Given instruction: Copy down all of the data underneath, exactly as shown.

== Data shown ==

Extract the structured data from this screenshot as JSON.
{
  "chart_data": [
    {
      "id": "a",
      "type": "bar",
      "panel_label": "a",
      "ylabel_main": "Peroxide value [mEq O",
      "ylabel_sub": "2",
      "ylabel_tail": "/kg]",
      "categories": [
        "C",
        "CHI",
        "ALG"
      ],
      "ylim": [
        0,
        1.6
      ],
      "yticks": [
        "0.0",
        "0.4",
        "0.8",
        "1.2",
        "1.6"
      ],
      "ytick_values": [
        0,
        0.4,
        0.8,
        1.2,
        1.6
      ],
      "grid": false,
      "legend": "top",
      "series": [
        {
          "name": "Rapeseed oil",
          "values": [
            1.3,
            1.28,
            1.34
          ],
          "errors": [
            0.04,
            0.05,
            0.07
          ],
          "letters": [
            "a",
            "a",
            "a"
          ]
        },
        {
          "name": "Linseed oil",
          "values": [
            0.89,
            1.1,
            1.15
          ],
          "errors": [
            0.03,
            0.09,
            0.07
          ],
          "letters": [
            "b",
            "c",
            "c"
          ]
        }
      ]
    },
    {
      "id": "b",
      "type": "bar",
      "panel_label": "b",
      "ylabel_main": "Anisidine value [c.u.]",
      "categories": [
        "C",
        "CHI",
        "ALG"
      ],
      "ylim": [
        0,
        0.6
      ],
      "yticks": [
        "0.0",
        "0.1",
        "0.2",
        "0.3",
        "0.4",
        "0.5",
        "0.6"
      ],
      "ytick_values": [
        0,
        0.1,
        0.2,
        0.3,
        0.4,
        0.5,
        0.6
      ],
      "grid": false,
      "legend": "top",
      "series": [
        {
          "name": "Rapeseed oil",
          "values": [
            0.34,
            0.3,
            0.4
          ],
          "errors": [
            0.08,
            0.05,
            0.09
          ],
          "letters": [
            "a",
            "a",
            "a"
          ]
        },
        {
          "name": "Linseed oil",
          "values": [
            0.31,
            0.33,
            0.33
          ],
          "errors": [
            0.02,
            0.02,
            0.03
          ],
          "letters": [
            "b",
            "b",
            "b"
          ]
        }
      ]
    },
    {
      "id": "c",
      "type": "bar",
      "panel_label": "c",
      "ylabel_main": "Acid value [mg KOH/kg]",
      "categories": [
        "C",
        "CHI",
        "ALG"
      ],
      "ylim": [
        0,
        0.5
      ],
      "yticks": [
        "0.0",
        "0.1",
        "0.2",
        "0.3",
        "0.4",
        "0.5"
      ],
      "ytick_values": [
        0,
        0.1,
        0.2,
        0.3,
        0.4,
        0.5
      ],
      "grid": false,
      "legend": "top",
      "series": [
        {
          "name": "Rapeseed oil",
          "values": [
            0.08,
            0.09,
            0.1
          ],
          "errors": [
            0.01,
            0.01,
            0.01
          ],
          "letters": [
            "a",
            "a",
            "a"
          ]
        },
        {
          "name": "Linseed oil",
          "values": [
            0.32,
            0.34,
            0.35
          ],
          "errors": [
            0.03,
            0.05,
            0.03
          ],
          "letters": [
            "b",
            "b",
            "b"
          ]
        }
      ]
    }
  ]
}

===

Solution to the problem:
Extract the structured data from this screenshot as JSON.
{
  "chart_data": [
    {
      "id": "a",
      "type": "bar",
      "panel_label": "a",
      "ylabel_main": "Peroxide value [mEq O",
      "ylabel_sub": "2",
      "ylabel_tail": "/kg]",
      "categories": [
        "C",
        "CHI",
        "ALG"
      ],
      "ylim": [
        0,
        1.6
      ],
      "yticks": [
        "0.0",
        "0.4",
        "0.8",
        "1.2",
        "1.6"
      ],
      "ytick_values": [
        0,
        0.4,
        0.8,
        1.2,
        1.6
      ],
      "grid": false,
      "legend": "top",
      "series": [
        {
          "name": "Rapeseed oil",
          "values": [
            1.3,
            1.28,
            1.34
          ],
          "errors": [
            0.04,
            0.05,
            0.07
          ],
          "letters": [
            "a",
            "a",
            "a"
          ]
        },
        {
          "name": "Linseed oil",
          "values": [
            0.89,
            1.1,
            1.15
          ],
          "errors": [
            0.03,
            0.09,
            0.07
          ],
          "letters": [
            "b",
            "c",
            "c"
          ]
        }
      ]
    },
    {
      "id": "b",
      "type": "bar",
      "panel_label": "b",
      "ylabel_main": "Anisidine value [c.u.]",
      "categories": [
        "C",
        "CHI",
        "ALG"
      ],
      "ylim": [
        0,
        0.6
      ],
      "yticks": [
        "0.0",
        "0.1",
        "0.2",
        "0.3",
        "0.4",
        "0.5",
        "0.6"
      ],
      "ytick_values": [
        0,
        0.1,
        0.2,
        0.3,
        0.4,
        0.5,
        0.6
      ],
      "grid": false,
      "legend": "top",
      "series": [
        {
          "name": "Rapeseed oil",
          "values": [
            0.34,
            0.3,
            0.4
          ],
          "errors": [
            0.08,
            0.05,
            0.09
          ],
          "letters": [
            "a",
            "a",
            "a"
          ]
        },
        {
          "name": "Linseed oil",
          "values": [
            0.31,
            0.33,
            0.33
          ],
          "errors": [
            0.02,
            0.02,
            0.03
          ],
          "letters": [
            "b",
            "b",
            "b"
          ]
        }
      ]
    },
    {
      "id": "c",
      "type": "bar",
      "panel_label": "c",
      "ylabel_main": "Acid value [mg KOH/kg]",
      "categories": [
        "C",
        "CHI",
        "ALG"
      ],
      "ylim": [
        0,
        0.5
      ],
      "yticks": [
        "0.0",
        "0.1",
        "0.2",
        "0.3",
        "0.4",
        "0.5"
      ],
      "ytick_values": [
        0,
        0.1,
        0.2,
        0.3,
        0.4,
        0.5
      ],
      "grid": false,
      "legend": "top",
      "series": [
        {
          "name": "Rapeseed oil",
          "values": [
            0.08,
            0.09,
            0.1
          ],
          "errors": [
            0.01,
            0.01,
            0.01
          ],
          "letters": [
            "a",
            "a",
            "a"
          ]
        },
        {
          "name": "Linseed oil",
          "values": [
            0.32,
            0.34,
            0.35
          ],
          "errors": [
            0.03,
            0.05,
            0.03
          ],
          "letters": [
            "b",
            "b",
            "b"
          ]
        }
      ]
    }
  ]
}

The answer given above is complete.